◆ **Task 1**
Reproduce the records word for word, starting at their first line and ending with the line that contains "y-tick-label: 0.90 [200,1157,262,1189]".

* BEGIN Extract *

The inverse proposition of $$(p \wedge \sim q)\Rightarrow r$$, is

A
$$\sim r \Rightarrow \sim p\vee q$$

B
$$\sim p\vee q \Rightarrow \sim r$$

C
$$r \Rightarrow p\wedge \sim q $$

D
none of these.

Solution

Inverse proportion of $$p \rightarrow q $$ is $$ \sim p \rightarrow \sim q$$
$$\therefore $$ inverse proportion of $$p \land \sim q \rightarrow r$$ is
$$\sim (p\ \wedge \sim q ) \rightarrow \sim r$$
$$\implies \sim p \lor q \rightarrow \sim r $$
Question 2
1 / -0

The contrapositive of $$(p \vee q)\Rightarrow r$$ is

A
$$r \Rightarrow (p \vee q)$$

B
$$\sim r \Rightarrow (p \vee q)$$

C
$$\sim r \Rightarrow \sim p \wedge \sim q$$

D
$$R \Rightarrow (q \vee r)$$

Solution

contrapositive of $$a \implies b $$ is $$ \sim b \implies \sim a$$
contrapositive of $$ p \lor q \implies r $$ is
$$\sim r \implies \sim ( p \lor q )$$
$$ \sim r \implies (\sim p \land \sim q )$$
Question 3
1 / -0

Which of the following is the inverse of the proposition "If a number is prime, then it is odd"?

A
If a number is not prime, then it is odd.

B
If a number is not a prime, then it is not odd.

C
If a number is not odd, then it is not a prime.

D
If a number is not odd, then it is a prime.

Solution

p : A number is prime
q : It is odd
We have $$p\rightarrow q$$
The inverse of $$p\rightarrow q$$ is $$\sim p\rightarrow\sim q$$
i.e. If a number is not a prime then it is not odd.
Question 4
1 / -0

If $$x = 5$$ and $$ y = 2$$ then $$x - 2y = 9$$. The contrapositive of this statement is

A
If $$x -2y \neq 9$$ then $$x \neq 5$$ or $$y \neq 2$$

B
If $$x -2y \neq 9 $$ then $$x \neq 5$$ and $$y \neq - 2$$

C
If $$x - 2y = 9$$ then $$x = 5$$ and $$y = -2$$

D
none of these.

* END Extract *
* BEGIN Recorded information *

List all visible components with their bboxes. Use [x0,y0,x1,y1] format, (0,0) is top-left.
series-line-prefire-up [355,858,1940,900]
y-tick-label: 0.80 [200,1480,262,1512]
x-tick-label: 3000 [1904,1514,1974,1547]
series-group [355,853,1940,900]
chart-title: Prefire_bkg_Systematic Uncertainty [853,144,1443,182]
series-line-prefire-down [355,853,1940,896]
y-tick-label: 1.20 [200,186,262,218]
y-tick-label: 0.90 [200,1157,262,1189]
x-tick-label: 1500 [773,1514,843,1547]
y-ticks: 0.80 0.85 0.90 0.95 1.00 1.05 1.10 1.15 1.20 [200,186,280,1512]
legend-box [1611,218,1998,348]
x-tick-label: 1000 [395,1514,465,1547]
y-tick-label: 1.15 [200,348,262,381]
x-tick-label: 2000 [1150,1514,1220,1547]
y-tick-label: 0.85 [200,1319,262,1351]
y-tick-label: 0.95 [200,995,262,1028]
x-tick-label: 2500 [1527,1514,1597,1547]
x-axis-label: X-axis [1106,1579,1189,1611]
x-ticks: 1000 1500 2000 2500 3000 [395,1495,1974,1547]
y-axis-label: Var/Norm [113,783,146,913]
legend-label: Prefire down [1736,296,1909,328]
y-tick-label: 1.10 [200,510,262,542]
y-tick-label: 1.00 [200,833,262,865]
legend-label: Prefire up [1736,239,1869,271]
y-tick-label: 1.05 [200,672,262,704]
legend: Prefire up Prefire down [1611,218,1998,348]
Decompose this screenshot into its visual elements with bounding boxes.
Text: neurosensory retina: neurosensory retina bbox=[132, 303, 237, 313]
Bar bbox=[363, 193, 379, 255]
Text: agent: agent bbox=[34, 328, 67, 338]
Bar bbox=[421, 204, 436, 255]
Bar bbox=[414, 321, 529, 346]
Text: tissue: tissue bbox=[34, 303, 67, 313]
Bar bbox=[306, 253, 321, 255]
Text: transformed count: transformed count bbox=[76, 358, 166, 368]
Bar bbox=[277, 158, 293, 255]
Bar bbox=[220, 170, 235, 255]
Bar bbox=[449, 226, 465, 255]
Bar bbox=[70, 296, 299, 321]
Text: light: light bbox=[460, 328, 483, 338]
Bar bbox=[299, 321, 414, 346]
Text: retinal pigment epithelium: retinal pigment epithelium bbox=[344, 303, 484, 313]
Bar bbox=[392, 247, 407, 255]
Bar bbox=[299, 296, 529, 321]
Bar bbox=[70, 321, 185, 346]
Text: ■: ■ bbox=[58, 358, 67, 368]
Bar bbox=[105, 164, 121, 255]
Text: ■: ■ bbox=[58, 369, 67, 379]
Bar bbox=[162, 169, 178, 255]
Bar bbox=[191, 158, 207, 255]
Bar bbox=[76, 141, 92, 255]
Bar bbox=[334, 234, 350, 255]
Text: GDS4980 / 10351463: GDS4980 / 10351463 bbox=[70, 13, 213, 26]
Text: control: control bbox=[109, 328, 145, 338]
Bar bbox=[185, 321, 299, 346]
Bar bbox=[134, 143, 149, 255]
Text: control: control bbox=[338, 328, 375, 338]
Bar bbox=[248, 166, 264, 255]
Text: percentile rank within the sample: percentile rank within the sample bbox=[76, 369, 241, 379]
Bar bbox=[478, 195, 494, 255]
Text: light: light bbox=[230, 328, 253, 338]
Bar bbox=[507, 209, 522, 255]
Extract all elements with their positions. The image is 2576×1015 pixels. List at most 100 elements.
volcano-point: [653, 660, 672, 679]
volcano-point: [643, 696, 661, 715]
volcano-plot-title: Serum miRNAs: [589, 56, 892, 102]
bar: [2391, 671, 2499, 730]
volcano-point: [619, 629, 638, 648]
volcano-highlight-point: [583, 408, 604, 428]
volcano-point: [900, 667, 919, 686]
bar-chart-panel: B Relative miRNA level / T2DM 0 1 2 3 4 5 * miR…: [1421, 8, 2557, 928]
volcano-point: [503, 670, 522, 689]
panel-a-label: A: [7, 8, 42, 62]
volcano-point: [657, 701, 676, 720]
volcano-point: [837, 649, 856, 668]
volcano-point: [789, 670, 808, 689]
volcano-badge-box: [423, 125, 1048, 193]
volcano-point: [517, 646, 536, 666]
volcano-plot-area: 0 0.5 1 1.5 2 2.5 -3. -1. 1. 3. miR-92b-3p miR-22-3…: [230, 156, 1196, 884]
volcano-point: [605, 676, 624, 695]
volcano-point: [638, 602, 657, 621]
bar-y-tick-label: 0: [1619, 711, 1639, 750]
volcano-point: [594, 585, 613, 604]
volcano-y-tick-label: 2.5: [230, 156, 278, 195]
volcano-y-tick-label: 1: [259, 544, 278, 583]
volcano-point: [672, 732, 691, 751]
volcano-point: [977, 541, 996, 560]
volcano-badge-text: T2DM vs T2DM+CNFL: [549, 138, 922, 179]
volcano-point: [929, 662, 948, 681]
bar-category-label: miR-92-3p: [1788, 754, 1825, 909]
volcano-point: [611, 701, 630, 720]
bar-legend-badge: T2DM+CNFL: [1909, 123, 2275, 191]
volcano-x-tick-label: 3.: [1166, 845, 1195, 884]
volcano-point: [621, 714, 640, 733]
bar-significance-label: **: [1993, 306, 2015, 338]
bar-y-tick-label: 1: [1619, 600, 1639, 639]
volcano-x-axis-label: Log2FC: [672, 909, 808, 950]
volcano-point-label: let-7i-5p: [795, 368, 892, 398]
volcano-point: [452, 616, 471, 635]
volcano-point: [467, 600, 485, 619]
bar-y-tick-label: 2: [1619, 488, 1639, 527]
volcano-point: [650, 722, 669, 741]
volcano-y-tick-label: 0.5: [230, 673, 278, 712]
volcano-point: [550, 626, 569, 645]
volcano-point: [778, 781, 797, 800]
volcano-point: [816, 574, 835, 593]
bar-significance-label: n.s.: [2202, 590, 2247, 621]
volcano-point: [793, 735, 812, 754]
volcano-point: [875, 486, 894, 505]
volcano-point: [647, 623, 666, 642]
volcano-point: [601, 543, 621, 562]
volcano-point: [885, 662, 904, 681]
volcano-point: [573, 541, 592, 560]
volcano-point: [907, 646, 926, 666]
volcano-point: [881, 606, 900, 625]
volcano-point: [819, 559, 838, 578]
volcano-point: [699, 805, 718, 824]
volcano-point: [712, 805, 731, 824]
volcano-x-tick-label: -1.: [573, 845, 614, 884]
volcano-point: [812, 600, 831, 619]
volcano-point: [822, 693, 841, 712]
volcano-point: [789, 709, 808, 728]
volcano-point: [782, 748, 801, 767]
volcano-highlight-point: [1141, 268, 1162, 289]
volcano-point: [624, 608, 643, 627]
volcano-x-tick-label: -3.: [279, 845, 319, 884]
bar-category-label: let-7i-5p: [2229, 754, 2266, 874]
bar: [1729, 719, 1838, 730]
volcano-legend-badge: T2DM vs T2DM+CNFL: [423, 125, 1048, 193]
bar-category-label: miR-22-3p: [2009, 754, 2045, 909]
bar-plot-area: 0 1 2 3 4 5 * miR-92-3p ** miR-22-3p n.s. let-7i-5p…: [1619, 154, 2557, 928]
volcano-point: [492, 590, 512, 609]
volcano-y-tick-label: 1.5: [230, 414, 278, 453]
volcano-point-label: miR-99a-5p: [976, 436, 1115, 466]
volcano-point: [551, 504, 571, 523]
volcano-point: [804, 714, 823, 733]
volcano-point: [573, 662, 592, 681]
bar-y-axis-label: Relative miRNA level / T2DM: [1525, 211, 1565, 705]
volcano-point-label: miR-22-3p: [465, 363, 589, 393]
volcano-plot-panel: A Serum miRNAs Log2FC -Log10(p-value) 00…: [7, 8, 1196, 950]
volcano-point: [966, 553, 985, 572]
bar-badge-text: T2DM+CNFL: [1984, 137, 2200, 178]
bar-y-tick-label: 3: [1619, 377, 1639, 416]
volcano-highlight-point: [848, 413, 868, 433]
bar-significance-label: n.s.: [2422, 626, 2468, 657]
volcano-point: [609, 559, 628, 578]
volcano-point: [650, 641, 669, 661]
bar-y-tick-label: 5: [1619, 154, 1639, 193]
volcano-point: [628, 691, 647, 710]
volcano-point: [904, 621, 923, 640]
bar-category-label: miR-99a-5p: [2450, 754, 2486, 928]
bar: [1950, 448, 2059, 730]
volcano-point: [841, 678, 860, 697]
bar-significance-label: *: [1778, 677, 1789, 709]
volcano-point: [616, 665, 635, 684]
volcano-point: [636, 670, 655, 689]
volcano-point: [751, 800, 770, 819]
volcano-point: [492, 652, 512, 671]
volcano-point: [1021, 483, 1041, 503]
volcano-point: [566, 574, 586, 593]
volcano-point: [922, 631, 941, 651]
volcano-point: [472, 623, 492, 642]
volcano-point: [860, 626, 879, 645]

* END Recorded information *

◆ **Task 2**
Write the next part of the quiz on inverse and contrapositive statements, picking up right after its last line.

◆ **Right answer 1**
List all visible components with their bboxes. Use [x0,y0,x1,y1] format, (0,0) is top-left.
series-line-prefire-up [355,858,1940,900]
y-tick-label: 0.80 [200,1480,262,1512]
x-tick-label: 3000 [1904,1514,1974,1547]
series-group [355,853,1940,900]
chart-title: Prefire_bkg_Systematic Uncertainty [853,144,1443,182]
series-line-prefire-down [355,853,1940,896]
y-tick-label: 1.20 [200,186,262,218]
y-tick-label: 0.90 [200,1157,262,1189]

◆ **Right answer 2**
Solution

given three statements p: $$x=5$$
q : $$y=2$$
r: $$x+2y=9$$
$$(p \land q ) \implies r $$ contrapositive of this is
$$\sim r \implies \sim (p \land q)$$
$$\therefore x+2y \ne 9 \implies x \ne 5$$ or $$ y\ne 2 $$
Question 5
1 / -0

If $$x = 5$$ and $$y = -2$$, then $$x-2y = 9$$. The contrapositive of this statement is/are

A
If $$x-2y$$ $$\neq 9$$, then $$x \neq$$ $$5$$ or $$y \neq 2$$.

B
If $$x-2y$$ $$\neq 9$$, then $$x \neq 5$$ and $$y \neq -2$$.

C
If $$x-2y = 9$$, then $$x = 5$$ and $$y = -2$$.

D
none of these.

Solution

Let $$p,q,r$$ be the three statement.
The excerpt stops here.